__Written exercise__:
All entries are to be quoted exactly; the images stay out of the copy.

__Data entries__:
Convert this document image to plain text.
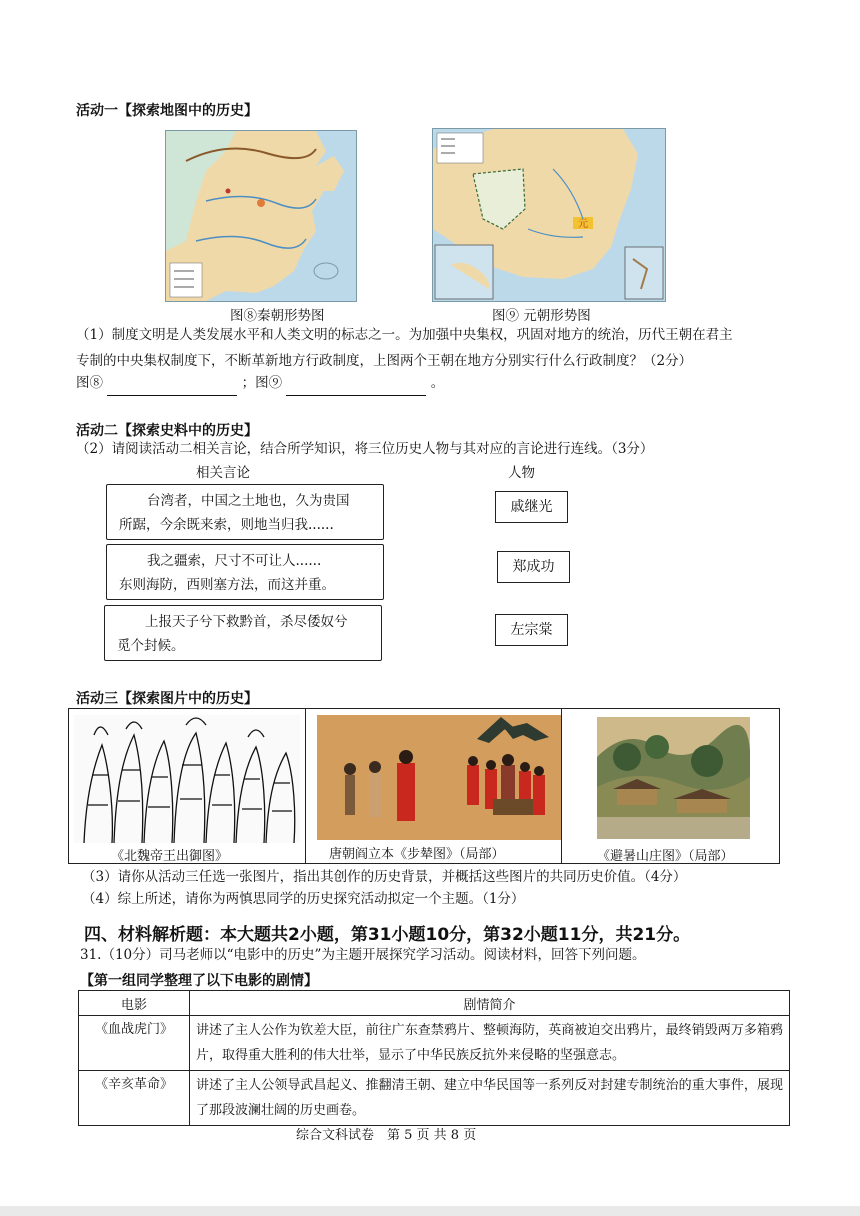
活动一【探索地图中的历史】
图⑧秦朝形势图
元
图⑨ 元朝形势图
（1）制度文明是人类发展水平和人类文明的标志之一。为加强中央集权，巩固对地方的统治，历代王朝在君主
专制的中央集权制度下，不断革新地方行政制度，上图两个王朝在地方分别实行什么行政制度？（2分）
图⑧	；图⑨	。
活动二【探索史料中的历史】
（2）请阅读活动二相关言论，结合所学知识，将三位历史人物与其对应的言论进行连线。（3分）
相关言论	人物
台湾者，中国之土地也，久为贵国
所踞，今余既来索，则地当归我......
我之疆索，尺寸不可让人......
东则海防，西则塞方法，而这并重。
上报天子兮下救黔首，杀尽倭奴兮
觅个封候。
戚继光
郑成功
左宗棠
活动三【探索图片中的历史】
《北魏帝王出御图》	唐朝阎立本《步辇图》（局部）	《避暑山庄图》（局部）
（3）请你从活动三任选一张图片，指出其创作的历史背景，并概括这些图片的共同历史价值。（4分）
（4）综上所述，请你为两慎思同学的历史探究活动拟定一个主题。（1分）
四、材料解析题：本大题共2小题，第31小题10分，第32小题11分，共21分。
31.（10分）司马老师以“电影中的历史”为主题开展探究学习活动。阅读材料，回答下列问题。
【第一组同学整理了以下电影的剧情】
电影	剧情简介
《血战虎门》	讲述了主人公作为钦差大臣，前往广东查禁鸦片、整顿海防，英商被迫交出鸦片，最终销毁两万多箱鸦片，取得重大胜利的伟大壮举，显示了中华民族反抗外来侵略的坚强意志。
《辛亥革命》	讲述了主人公领导武昌起义、推翻清王朝、建立中华民国等一系列反对封建专制统治的重大事件，展现了那段波澜壮阔的历史画卷。
综合文科试卷　第 5 页 共 8 页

__Final answer__:
Convert this document image to plain text.
活动一【探索地图中的历史】
图⑧秦朝形势图
元
图⑨ 元朝形势图
（1）制度文明是人类发展水平和人类文明的标志之一。为加强中央集权，巩固对地方的统治，历代王朝在君主
专制的中央集权制度下，不断革新地方行政制度，上图两个王朝在地方分别实行什么行政制度？（2分）
图⑧	；图⑨	。
活动二【探索史料中的历史】
（2）请阅读活动二相关言论，结合所学知识，将三位历史人物与其对应的言论进行连线。（3分）
相关言论	人物
台湾者，中国之土地也，久为贵国
所踞，今余既来索，则地当归我......
我之疆索，尺寸不可让人......
东则海防，西则塞方法，而这并重。
上报天子兮下救黔首，杀尽倭奴兮
觅个封候。
戚继光
郑成功
左宗棠
活动三【探索图片中的历史】
《北魏帝王出御图》	唐朝阎立本《步辇图》（局部）	《避暑山庄图》（局部）
（3）请你从活动三任选一张图片，指出其创作的历史背景，并概括这些图片的共同历史价值。（4分）
（4）综上所述，请你为两慎思同学的历史探究活动拟定一个主题。（1分）
四、材料解析题：本大题共2小题，第31小题10分，第32小题11分，共21分。
31.（10分）司马老师以“电影中的历史”为主题开展探究学习活动。阅读材料，回答下列问题。
【第一组同学整理了以下电影的剧情】
电影	剧情简介
《血战虎门》	讲述了主人公作为钦差大臣，前往广东查禁鸦片、整顿海防，英商被迫交出鸦片，最终销毁两万多箱鸦片，取得重大胜利的伟大壮举，显示了中华民族反抗外来侵略的坚强意志。
《辛亥革命》	讲述了主人公领导武昌起义、推翻清王朝、建立中华民国等一系列反对封建专制统治的重大事件，展现了那段波澜壮阔的历史画卷。
综合文科试卷　第 5 页 共 8 页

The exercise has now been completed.